Show each line of the data below that has the string "this" in it.
>> Start Information shown
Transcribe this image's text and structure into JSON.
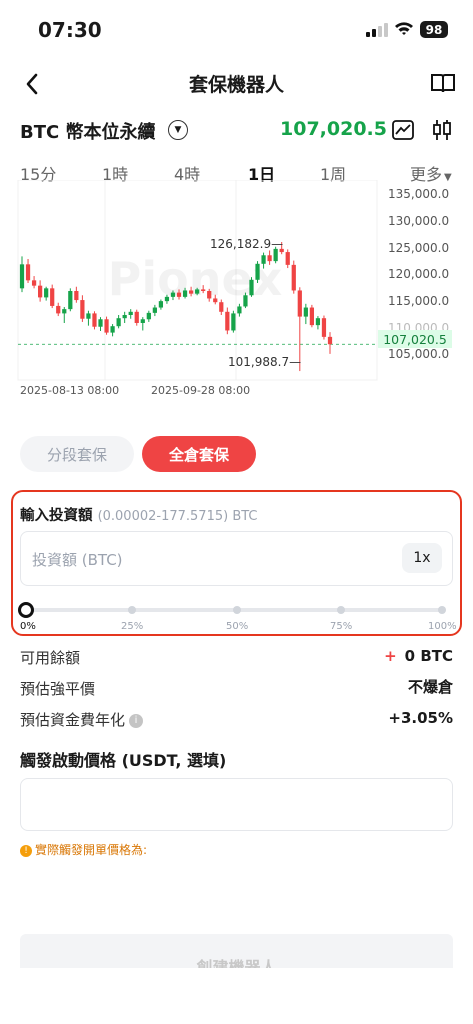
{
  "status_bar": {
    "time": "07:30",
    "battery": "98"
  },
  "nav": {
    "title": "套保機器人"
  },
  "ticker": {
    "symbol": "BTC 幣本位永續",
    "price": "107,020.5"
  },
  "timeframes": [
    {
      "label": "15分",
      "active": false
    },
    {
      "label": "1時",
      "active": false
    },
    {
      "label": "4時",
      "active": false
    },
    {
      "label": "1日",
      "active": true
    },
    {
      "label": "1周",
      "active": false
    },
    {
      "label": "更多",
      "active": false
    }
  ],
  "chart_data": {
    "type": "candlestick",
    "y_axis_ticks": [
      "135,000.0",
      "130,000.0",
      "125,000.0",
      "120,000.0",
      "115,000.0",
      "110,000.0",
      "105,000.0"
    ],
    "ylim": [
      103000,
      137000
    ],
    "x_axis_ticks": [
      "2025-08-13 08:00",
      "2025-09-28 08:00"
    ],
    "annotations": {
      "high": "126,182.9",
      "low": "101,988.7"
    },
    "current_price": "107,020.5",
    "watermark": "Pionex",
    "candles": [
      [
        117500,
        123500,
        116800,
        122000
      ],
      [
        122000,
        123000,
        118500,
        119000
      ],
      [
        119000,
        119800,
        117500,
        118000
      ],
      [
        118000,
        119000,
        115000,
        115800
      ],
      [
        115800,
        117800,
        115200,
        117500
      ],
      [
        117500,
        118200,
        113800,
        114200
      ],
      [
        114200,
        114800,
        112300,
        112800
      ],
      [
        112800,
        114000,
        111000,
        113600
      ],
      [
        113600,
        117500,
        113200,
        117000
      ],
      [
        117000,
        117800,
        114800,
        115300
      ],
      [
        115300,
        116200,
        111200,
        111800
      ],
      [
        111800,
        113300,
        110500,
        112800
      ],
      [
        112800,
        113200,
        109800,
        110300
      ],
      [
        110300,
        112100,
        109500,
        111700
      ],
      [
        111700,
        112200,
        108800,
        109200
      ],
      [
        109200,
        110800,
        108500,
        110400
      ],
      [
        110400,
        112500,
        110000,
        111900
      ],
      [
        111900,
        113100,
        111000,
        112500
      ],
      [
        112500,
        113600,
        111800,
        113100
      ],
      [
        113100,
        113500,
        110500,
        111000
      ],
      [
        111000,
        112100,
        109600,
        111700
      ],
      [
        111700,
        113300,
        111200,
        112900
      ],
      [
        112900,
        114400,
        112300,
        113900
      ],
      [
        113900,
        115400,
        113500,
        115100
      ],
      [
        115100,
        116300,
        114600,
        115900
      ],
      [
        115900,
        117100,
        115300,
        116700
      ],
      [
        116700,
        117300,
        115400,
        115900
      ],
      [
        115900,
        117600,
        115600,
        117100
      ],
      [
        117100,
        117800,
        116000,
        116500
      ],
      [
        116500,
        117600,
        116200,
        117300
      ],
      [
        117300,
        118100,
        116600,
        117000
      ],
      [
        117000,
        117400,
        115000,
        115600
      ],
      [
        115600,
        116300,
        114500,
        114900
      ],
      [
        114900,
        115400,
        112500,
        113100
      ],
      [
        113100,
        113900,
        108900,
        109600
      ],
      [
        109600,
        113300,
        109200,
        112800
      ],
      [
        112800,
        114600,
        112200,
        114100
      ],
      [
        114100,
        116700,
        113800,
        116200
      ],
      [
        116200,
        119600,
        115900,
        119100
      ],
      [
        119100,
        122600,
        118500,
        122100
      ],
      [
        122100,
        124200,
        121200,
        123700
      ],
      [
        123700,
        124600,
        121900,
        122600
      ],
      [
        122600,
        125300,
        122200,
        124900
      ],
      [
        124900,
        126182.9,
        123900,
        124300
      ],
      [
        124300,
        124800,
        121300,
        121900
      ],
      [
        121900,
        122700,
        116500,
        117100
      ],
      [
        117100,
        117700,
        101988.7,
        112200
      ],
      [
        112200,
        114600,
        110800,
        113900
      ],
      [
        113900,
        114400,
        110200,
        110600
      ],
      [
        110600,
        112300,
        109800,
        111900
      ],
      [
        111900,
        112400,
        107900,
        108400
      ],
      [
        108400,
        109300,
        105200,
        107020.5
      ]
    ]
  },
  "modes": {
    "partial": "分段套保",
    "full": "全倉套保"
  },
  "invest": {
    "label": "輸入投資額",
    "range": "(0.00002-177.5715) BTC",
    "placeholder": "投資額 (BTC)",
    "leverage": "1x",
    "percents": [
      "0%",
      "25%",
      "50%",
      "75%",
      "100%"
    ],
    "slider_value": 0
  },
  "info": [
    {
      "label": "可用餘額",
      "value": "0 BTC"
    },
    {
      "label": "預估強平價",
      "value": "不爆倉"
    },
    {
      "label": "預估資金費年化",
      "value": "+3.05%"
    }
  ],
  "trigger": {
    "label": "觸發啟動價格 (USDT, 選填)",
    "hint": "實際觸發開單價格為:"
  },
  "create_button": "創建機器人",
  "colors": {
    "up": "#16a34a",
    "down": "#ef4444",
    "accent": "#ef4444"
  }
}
>> End Information shown
>> Start Information shown
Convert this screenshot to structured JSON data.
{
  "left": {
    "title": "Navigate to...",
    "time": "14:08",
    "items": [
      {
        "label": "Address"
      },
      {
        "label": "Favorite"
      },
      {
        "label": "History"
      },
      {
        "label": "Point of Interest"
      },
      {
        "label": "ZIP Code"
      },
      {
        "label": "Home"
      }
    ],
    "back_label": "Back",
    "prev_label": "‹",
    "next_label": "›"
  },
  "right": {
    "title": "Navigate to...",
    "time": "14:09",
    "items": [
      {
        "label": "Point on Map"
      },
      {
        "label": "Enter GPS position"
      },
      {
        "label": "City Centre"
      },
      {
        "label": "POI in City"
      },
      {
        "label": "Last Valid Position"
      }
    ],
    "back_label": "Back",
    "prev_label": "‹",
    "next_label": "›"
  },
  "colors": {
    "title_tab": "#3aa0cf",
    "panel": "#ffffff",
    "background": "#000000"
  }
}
>> End Information shown
>> Start Information shown
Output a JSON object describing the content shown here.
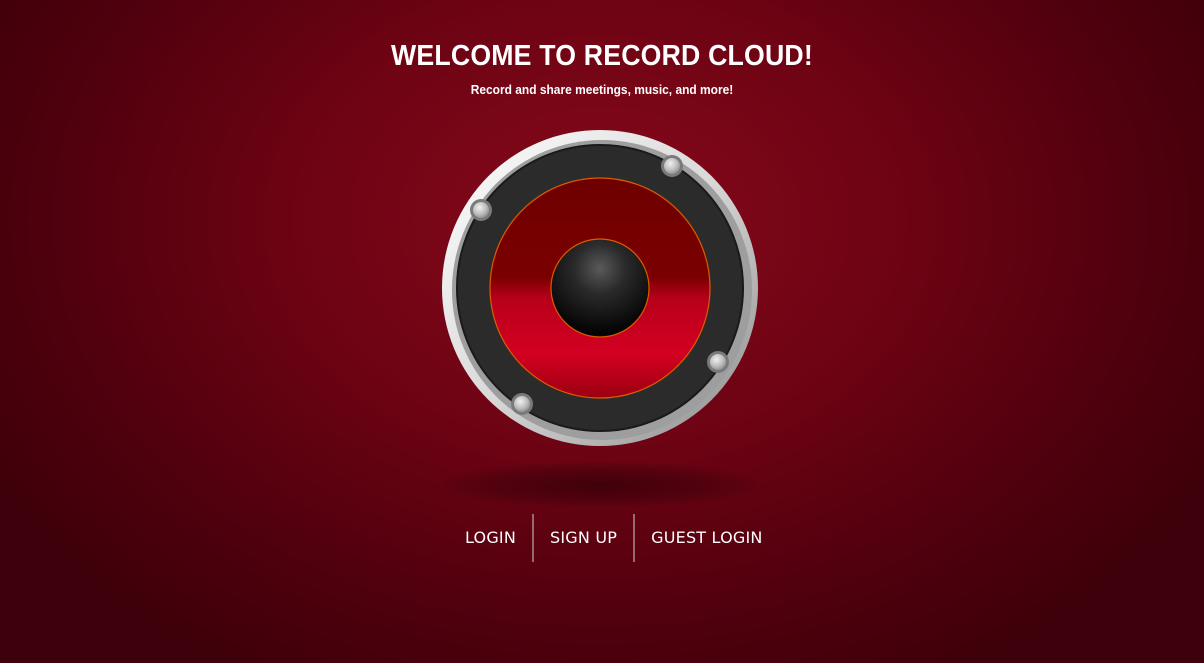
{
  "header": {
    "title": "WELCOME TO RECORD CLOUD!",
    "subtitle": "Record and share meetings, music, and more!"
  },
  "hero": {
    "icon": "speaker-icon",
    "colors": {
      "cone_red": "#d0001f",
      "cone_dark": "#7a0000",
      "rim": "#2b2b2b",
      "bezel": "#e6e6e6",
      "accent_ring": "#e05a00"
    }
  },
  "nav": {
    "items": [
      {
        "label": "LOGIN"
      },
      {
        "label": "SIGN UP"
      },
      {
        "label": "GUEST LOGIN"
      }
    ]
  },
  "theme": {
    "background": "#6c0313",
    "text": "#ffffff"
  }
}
>> End Information shown
Final answer:
Transcribe this image's text and structure into JSON.
Convert this screenshot to structured JSON data.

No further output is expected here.